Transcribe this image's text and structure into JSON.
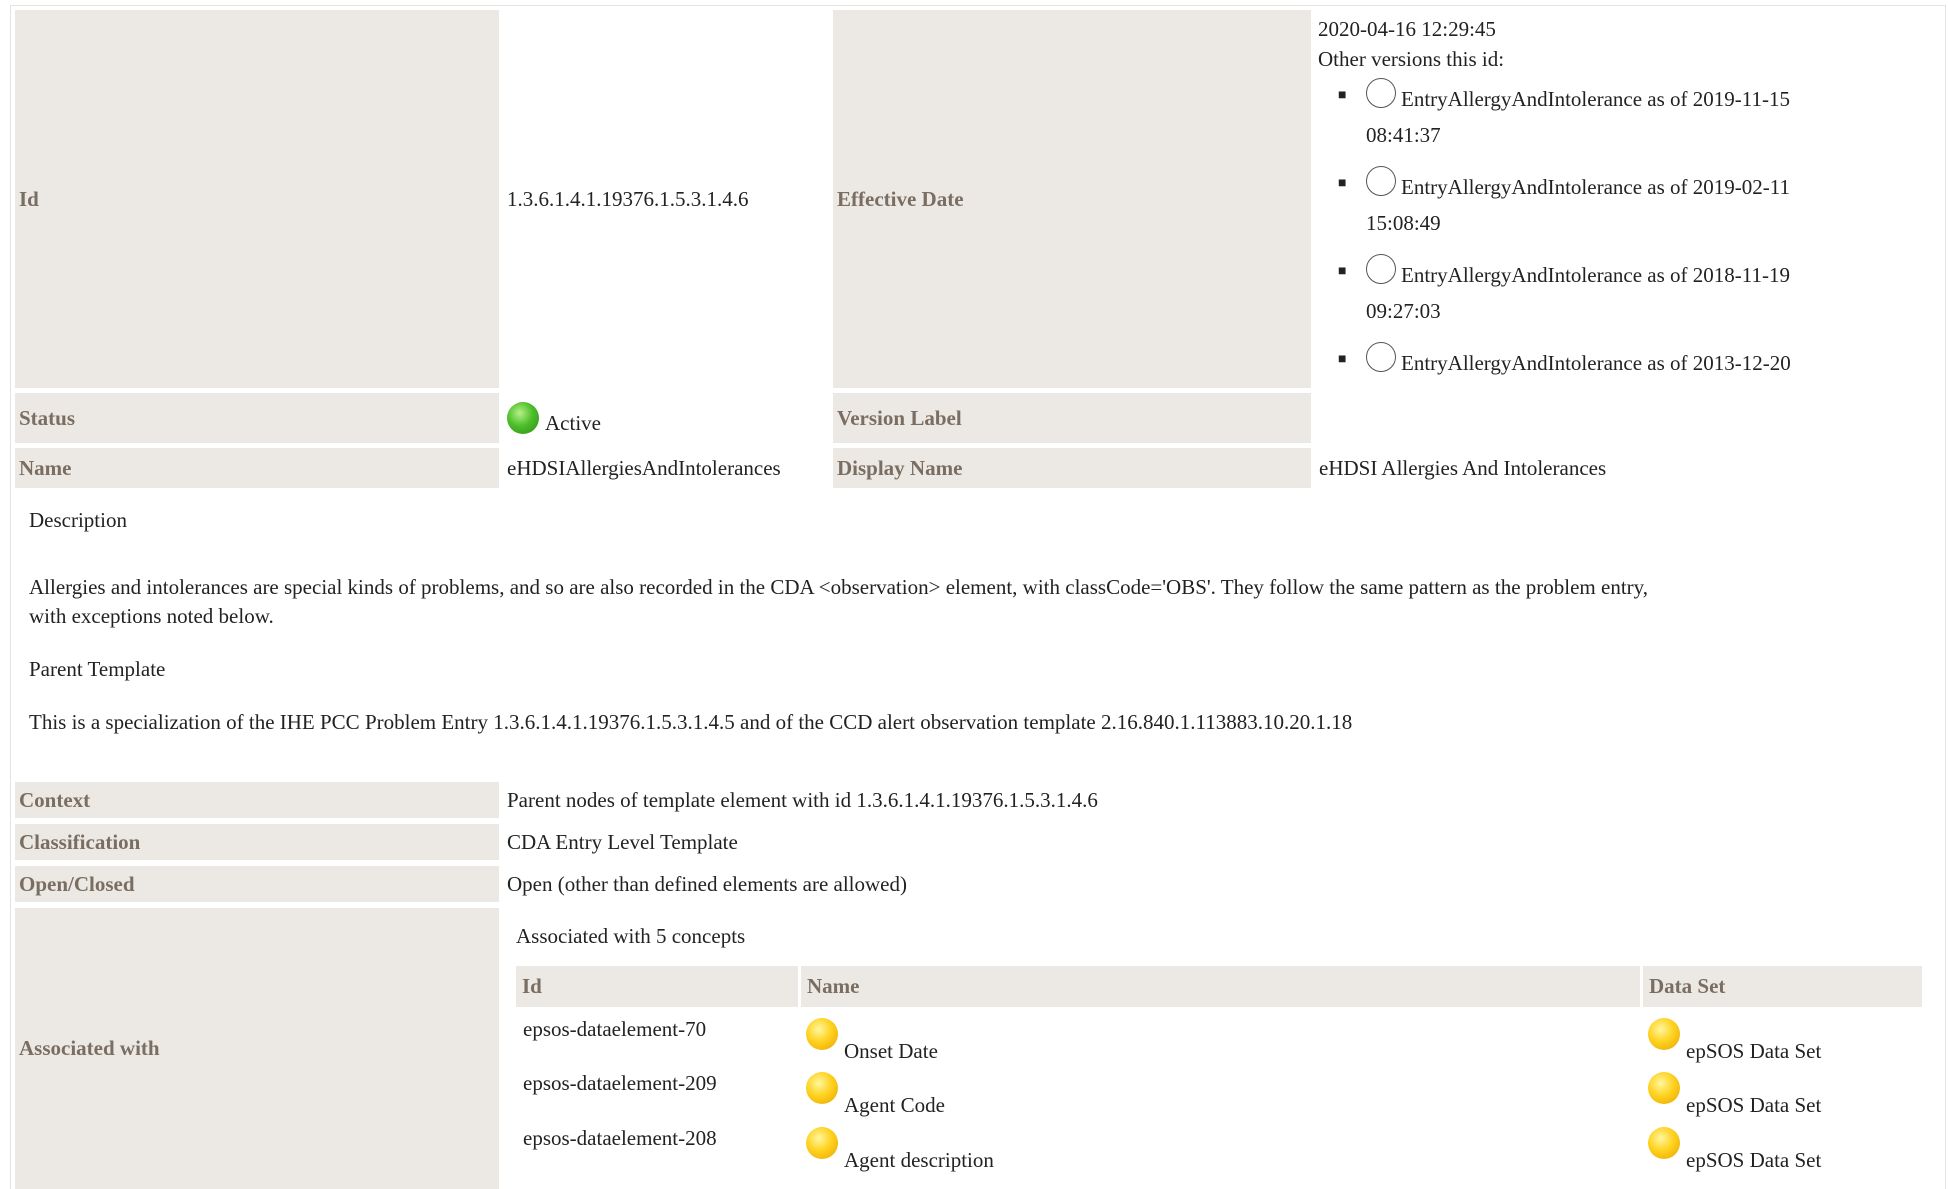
{
  "header": {
    "id_label": "Id",
    "id_value": "1.3.6.1.4.1.19376.1.5.3.1.4.6",
    "effective_date_label": "Effective Date",
    "effective_date_value": "2020-04-16 12:29:45",
    "other_versions_label": "Other versions this id:",
    "other_versions": [
      {
        "line1": "EntryAllergyAndIntolerance as of 2019-11-15",
        "line2": "08:41:37"
      },
      {
        "line1": "EntryAllergyAndIntolerance as of 2019-02-11",
        "line2": "15:08:49"
      },
      {
        "line1": "EntryAllergyAndIntolerance as of 2018-11-19",
        "line2": "09:27:03"
      },
      {
        "line1": "EntryAllergyAndIntolerance as of 2013-12-20",
        "line2": ""
      }
    ],
    "status_label": "Status",
    "status_value": "Active",
    "version_label_label": "Version Label",
    "name_label": "Name",
    "name_value": "eHDSIAllergiesAndIntolerances",
    "display_name_label": "Display Name",
    "display_name_value": "eHDSI Allergies And Intolerances"
  },
  "description": {
    "heading": "Description",
    "text_line1": "Allergies and intolerances are special kinds of problems, and so are also recorded in the CDA <observation> element, with classCode='OBS'. They follow the same pattern as the problem entry,",
    "text_line2": "with exceptions noted below.",
    "parent_heading": "Parent Template",
    "parent_text": "This is a specialization of the IHE PCC Problem Entry 1.3.6.1.4.1.19376.1.5.3.1.4.5 and of the CCD alert observation template 2.16.840.1.113883.10.20.1.18"
  },
  "details": {
    "context_label": "Context",
    "context_value": "Parent nodes of template element with id 1.3.6.1.4.1.19376.1.5.3.1.4.6",
    "classification_label": "Classification",
    "classification_value": "CDA Entry Level Template",
    "open_closed_label": "Open/Closed",
    "open_closed_value": "Open (other than defined elements are allowed)",
    "associated_label": "Associated with",
    "associated_summary": "Associated with 5 concepts"
  },
  "concepts": {
    "columns": [
      "Id",
      "Name",
      "Data Set"
    ],
    "rows": [
      {
        "id": "epsos-dataelement-70",
        "name": "Onset Date",
        "dataset": "epSOS Data Set"
      },
      {
        "id": "epsos-dataelement-209",
        "name": "Agent Code",
        "dataset": "epSOS Data Set"
      },
      {
        "id": "epsos-dataelement-208",
        "name": "Agent description",
        "dataset": "epSOS Data Set"
      }
    ]
  },
  "colors": {
    "label_bg": "#ece9e4",
    "label_text": "#7a6e62",
    "status_active": "#4dbf2a",
    "concept_dot": "#ffd21f"
  },
  "icons": {
    "status": "green-status-dot-icon",
    "version_radio": "radio-circle-icon",
    "concept": "yellow-concept-dot-icon"
  }
}
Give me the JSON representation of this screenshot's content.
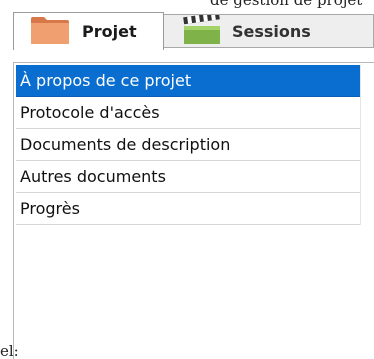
{
  "colors": {
    "selection": "#0a6ed1",
    "folder": "#e8895a",
    "clapper": "#8fbf4f"
  },
  "tabs": [
    {
      "label": "Projet",
      "icon": "folder-icon",
      "active": true
    },
    {
      "label": "Sessions",
      "icon": "clapperboard-icon",
      "active": false
    }
  ],
  "sidebar": {
    "items": [
      {
        "label": "À propos de ce projet",
        "selected": true
      },
      {
        "label": "Protocole d'accès",
        "selected": false
      },
      {
        "label": "Documents de description",
        "selected": false
      },
      {
        "label": "Autres documents",
        "selected": false
      },
      {
        "label": "Progrès",
        "selected": false
      }
    ]
  },
  "fragments": {
    "top_clipped": "de gestion de projet",
    "bottom_left": "el:"
  }
}
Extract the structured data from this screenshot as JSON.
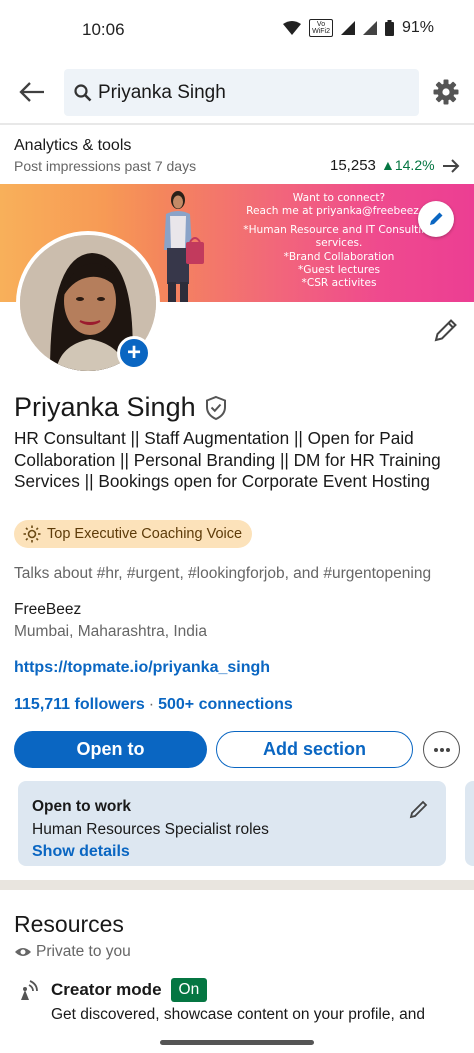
{
  "status_bar": {
    "time": "10:06",
    "volte_top": "Vo",
    "volte_bottom": "WiFi2",
    "battery": "91%"
  },
  "search": {
    "query": "Priyanka Singh"
  },
  "analytics": {
    "title": "Analytics & tools",
    "subtitle": "Post impressions past 7 days",
    "impressions": "15,253",
    "change": "14.2%"
  },
  "banner": {
    "lines": [
      "Want to connect?",
      "Reach me at priyanka@freebeez.in",
      "",
      "*Human Resource and IT Consulting",
      "services.",
      "*Brand Collaboration",
      "*Guest lectures",
      "*CSR activites"
    ]
  },
  "profile": {
    "name": "Priyanka Singh",
    "headline": "HR Consultant || Staff Augmentation || Open for Paid Collaboration || Personal Branding || DM for HR Training Services || Bookings open for Corporate Event Hosting",
    "badge": "Top Executive Coaching Voice",
    "talks_about": "Talks about #hr, #urgent, #lookingforjob, and #urgentopening",
    "company": "FreeBeez",
    "location": "Mumbai, Maharashtra, India",
    "link": "https://topmate.io/priyanka_singh",
    "followers": "115,711 followers",
    "separator": "·",
    "connections": "500+ connections"
  },
  "actions": {
    "open_to": "Open to",
    "add_section": "Add section"
  },
  "open_to_work": {
    "title": "Open to work",
    "roles": "Human Resources Specialist roles",
    "show_details": "Show details"
  },
  "resources": {
    "title": "Resources",
    "privacy": "Private to you",
    "creator_mode": "Creator mode",
    "creator_status": "On",
    "creator_desc": "Get discovered, showcase content on your profile, and"
  },
  "colors": {
    "brand_blue": "#0a66c2",
    "positive_green": "#057642",
    "card_bg": "#dde7f1",
    "badge_bg": "#fce2ba"
  }
}
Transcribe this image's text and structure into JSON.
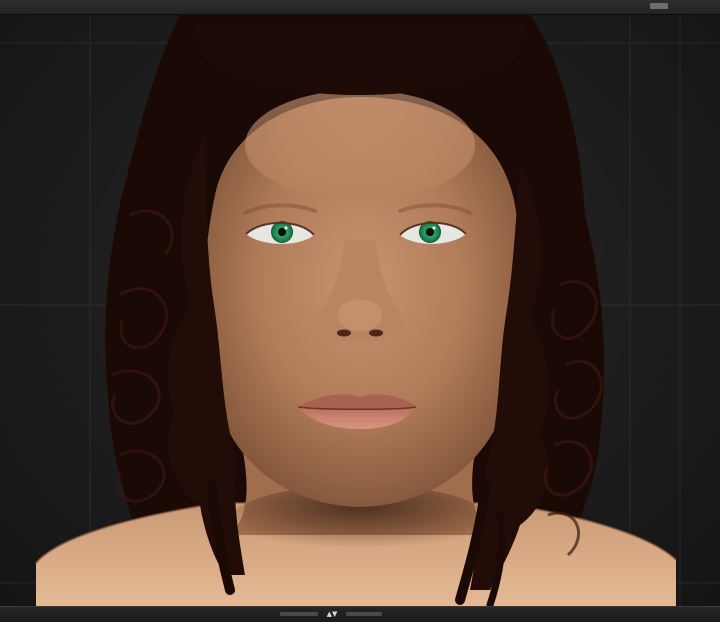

(DIRECTIVE): Transcribe the records above exactly as they appear, leaving out any pictures.

(RIGHT ANSWER):
Transcribe this image's text and structure into JSON.
{
  "header": {
    "id_label": "Id",
    "id_value": "1.3.6.1.4.1.19376.1.5.3.1.4.6",
    "effective_date_label": "Effective Date",
    "effective_date_value": "2020-04-16 12:29:45",
    "other_versions_label": "Other versions this id:",
    "other_versions": [
      {
        "line1": "EntryAllergyAndIntolerance as of 2019-11-15",
        "line2": "08:41:37"
      },
      {
        "line1": "EntryAllergyAndIntolerance as of 2019-02-11",
        "line2": "15:08:49"
      },
      {
        "line1": "EntryAllergyAndIntolerance as of 2018-11-19",
        "line2": "09:27:03"
      },
      {
        "line1": "EntryAllergyAndIntolerance as of 2013-12-20",
        "line2": ""
      }
    ],
    "status_label": "Status",
    "status_value": "Active",
    "version_label_label": "Version Label",
    "name_label": "Name",
    "name_value": "eHDSIAllergiesAndIntolerances",
    "display_name_label": "Display Name",
    "display_name_value": "eHDSI Allergies And Intolerances"
  },
  "description": {
    "heading": "Description",
    "text_line1": "Allergies and intolerances are special kinds of problems, and so are also recorded in the CDA <observation> element, with classCode='OBS'. They follow the same pattern as the problem entry,",
    "text_line2": "with exceptions noted below.",
    "parent_heading": "Parent Template",
    "parent_text": "This is a specialization of the IHE PCC Problem Entry 1.3.6.1.4.1.19376.1.5.3.1.4.5 and of the CCD alert observation template 2.16.840.1.113883.10.20.1.18"
  },
  "details": {
    "context_label": "Context",
    "context_value": "Parent nodes of template element with id 1.3.6.1.4.1.19376.1.5.3.1.4.6",
    "classification_label": "Classification",
    "classification_value": "CDA Entry Level Template",
    "open_closed_label": "Open/Closed",
    "open_closed_value": "Open (other than defined elements are allowed)",
    "associated_label": "Associated with",
    "associated_summary": "Associated with 5 concepts"
  },
  "concepts": {
    "columns": [
      "Id",
      "Name",
      "Data Set"
    ],
    "rows": [
      {
        "id": "epsos-dataelement-70",
        "name": "Onset Date",
        "dataset": "epSOS Data Set"
      },
      {
        "id": "epsos-dataelement-209",
        "name": "Agent Code",
        "dataset": "epSOS Data Set"
      },
      {
        "id": "epsos-dataelement-208",
        "name": "Agent description",
        "dataset": "epSOS Data Set"
      }
    ]
  },
  "colors": {
    "label_bg": "#ece9e4",
    "label_text": "#7a6e62",
    "status_active": "#4dbf2a",
    "concept_dot": "#ffd21f"
  },
  "icons": {
    "status": "green-status-dot-icon",
    "version_radio": "radio-circle-icon",
    "concept": "yellow-concept-dot-icon"
  }
}
Give me the JSON representation of this screenshot's content.
{
  "colors": {
    "selection": "#0a6ed1",
    "folder": "#e8895a",
    "clapper": "#8fbf4f"
  },
  "tabs": [
    {
      "label": "Projet",
      "icon": "folder-icon",
      "active": true
    },
    {
      "label": "Sessions",
      "icon": "clapperboard-icon",
      "active": false
    }
  ],
  "sidebar": {
    "items": [
      {
        "label": "À propos de ce projet",
        "selected": true
      },
      {
        "label": "Protocole d'accès",
        "selected": false
      },
      {
        "label": "Documents de description",
        "selected": false
      },
      {
        "label": "Autres documents",
        "selected": false
      },
      {
        "label": "Progrès",
        "selected": false
      }
    ]
  },
  "fragments": {
    "top_clipped": "de gestion de projet",
    "bottom_left": "el:"
  }
}
Extract the structured data from this screenshot as JSON.
{
  "status_bar": {
    "time": "10:06",
    "volte_top": "Vo",
    "volte_bottom": "WiFi2",
    "battery": "91%"
  },
  "search": {
    "query": "Priyanka Singh"
  },
  "analytics": {
    "title": "Analytics & tools",
    "subtitle": "Post impressions past 7 days",
    "impressions": "15,253",
    "change": "14.2%"
  },
  "banner": {
    "lines": [
      "Want to connect?",
      "Reach me at priyanka@freebeez.in",
      "",
      "*Human Resource and IT Consulting",
      "services.",
      "*Brand Collaboration",
      "*Guest lectures",
      "*CSR activites"
    ]
  },
  "profile": {
    "name": "Priyanka Singh",
    "headline": "HR Consultant || Staff Augmentation || Open for Paid Collaboration || Personal Branding || DM for HR Training Services || Bookings open for Corporate Event Hosting",
    "badge": "Top Executive Coaching Voice",
    "talks_about": "Talks about #hr, #urgent, #lookingforjob, and #urgentopening",
    "company": "FreeBeez",
    "location": "Mumbai, Maharashtra, India",
    "link": "https://topmate.io/priyanka_singh",
    "followers": "115,711 followers",
    "separator": "·",
    "connections": "500+ connections"
  },
  "actions": {
    "open_to": "Open to",
    "add_section": "Add section"
  },
  "open_to_work": {
    "title": "Open to work",
    "roles": "Human Resources Specialist roles",
    "show_details": "Show details"
  },
  "resources": {
    "title": "Resources",
    "privacy": "Private to you",
    "creator_mode": "Creator mode",
    "creator_status": "On",
    "creator_desc": "Get discovered, showcase content on your profile, and"
  },
  "colors": {
    "brand_blue": "#0a66c2",
    "positive_green": "#057642",
    "card_bg": "#dde7f1",
    "badge_bg": "#fce2ba"
  }
}
Transcribe this image's text and structure into JSON.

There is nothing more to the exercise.